__Exercise requirements__:
Report the number of lines in the entries below that include the word "проводится", and nothing else.

---- Available records

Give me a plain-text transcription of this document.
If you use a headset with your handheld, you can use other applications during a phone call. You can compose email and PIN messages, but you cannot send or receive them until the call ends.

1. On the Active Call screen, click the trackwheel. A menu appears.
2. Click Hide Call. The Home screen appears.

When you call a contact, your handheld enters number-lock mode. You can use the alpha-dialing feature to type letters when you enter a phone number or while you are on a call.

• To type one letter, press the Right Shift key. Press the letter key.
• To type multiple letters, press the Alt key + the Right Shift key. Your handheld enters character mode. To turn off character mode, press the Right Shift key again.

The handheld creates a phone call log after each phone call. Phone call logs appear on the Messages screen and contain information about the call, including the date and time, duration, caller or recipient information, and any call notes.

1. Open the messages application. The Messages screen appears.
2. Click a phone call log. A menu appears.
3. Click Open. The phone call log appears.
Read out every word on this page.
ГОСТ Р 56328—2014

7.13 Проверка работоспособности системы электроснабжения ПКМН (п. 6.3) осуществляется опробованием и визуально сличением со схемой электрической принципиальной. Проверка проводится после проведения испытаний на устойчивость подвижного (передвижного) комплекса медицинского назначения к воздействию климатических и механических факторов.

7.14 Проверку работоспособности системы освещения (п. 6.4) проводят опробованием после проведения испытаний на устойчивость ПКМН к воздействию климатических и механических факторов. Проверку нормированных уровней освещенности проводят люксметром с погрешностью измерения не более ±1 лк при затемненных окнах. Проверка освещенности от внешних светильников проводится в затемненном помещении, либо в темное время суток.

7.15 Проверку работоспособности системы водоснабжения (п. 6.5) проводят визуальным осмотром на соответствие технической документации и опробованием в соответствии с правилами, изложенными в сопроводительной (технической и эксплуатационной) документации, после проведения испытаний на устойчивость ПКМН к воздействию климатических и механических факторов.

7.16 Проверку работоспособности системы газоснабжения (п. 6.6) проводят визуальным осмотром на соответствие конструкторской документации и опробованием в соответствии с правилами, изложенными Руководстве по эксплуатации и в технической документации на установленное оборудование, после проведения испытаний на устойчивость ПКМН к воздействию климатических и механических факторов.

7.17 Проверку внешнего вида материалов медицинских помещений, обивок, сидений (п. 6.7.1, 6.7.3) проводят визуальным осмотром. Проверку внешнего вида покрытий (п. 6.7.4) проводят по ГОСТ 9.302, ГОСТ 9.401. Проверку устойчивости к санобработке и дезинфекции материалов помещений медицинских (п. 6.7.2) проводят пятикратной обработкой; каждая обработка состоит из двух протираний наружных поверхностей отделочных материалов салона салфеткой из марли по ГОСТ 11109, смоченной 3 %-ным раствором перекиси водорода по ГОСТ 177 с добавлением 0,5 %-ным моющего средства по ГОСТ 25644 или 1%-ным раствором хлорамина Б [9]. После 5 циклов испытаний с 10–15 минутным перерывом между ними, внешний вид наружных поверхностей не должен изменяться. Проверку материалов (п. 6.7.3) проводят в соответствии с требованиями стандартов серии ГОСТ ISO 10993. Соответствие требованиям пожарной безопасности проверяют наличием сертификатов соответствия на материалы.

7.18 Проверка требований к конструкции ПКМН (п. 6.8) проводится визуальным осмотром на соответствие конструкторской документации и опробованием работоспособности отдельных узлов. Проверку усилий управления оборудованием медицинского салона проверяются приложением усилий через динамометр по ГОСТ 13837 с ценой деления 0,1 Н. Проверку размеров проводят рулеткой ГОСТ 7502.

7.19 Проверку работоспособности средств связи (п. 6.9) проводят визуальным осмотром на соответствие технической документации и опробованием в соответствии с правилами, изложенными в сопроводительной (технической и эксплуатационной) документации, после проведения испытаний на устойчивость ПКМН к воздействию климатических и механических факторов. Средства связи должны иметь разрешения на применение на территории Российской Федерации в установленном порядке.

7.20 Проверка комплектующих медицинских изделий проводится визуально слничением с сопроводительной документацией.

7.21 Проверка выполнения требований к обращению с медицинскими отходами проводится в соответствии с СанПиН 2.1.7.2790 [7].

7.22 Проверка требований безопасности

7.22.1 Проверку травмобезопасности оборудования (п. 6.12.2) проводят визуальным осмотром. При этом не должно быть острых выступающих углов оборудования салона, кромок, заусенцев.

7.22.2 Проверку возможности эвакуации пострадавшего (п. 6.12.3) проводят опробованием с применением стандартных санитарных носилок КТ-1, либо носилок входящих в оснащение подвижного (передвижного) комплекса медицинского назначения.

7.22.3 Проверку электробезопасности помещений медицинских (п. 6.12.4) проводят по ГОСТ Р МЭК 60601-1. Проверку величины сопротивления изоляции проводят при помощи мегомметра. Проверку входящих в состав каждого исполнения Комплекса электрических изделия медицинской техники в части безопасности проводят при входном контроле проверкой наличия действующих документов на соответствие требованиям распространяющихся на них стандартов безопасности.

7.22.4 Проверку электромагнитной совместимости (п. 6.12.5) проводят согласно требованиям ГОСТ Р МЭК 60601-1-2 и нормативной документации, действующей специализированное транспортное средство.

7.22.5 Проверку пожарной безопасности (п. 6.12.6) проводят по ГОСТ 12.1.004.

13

--------

__Solution for this exercise__:
5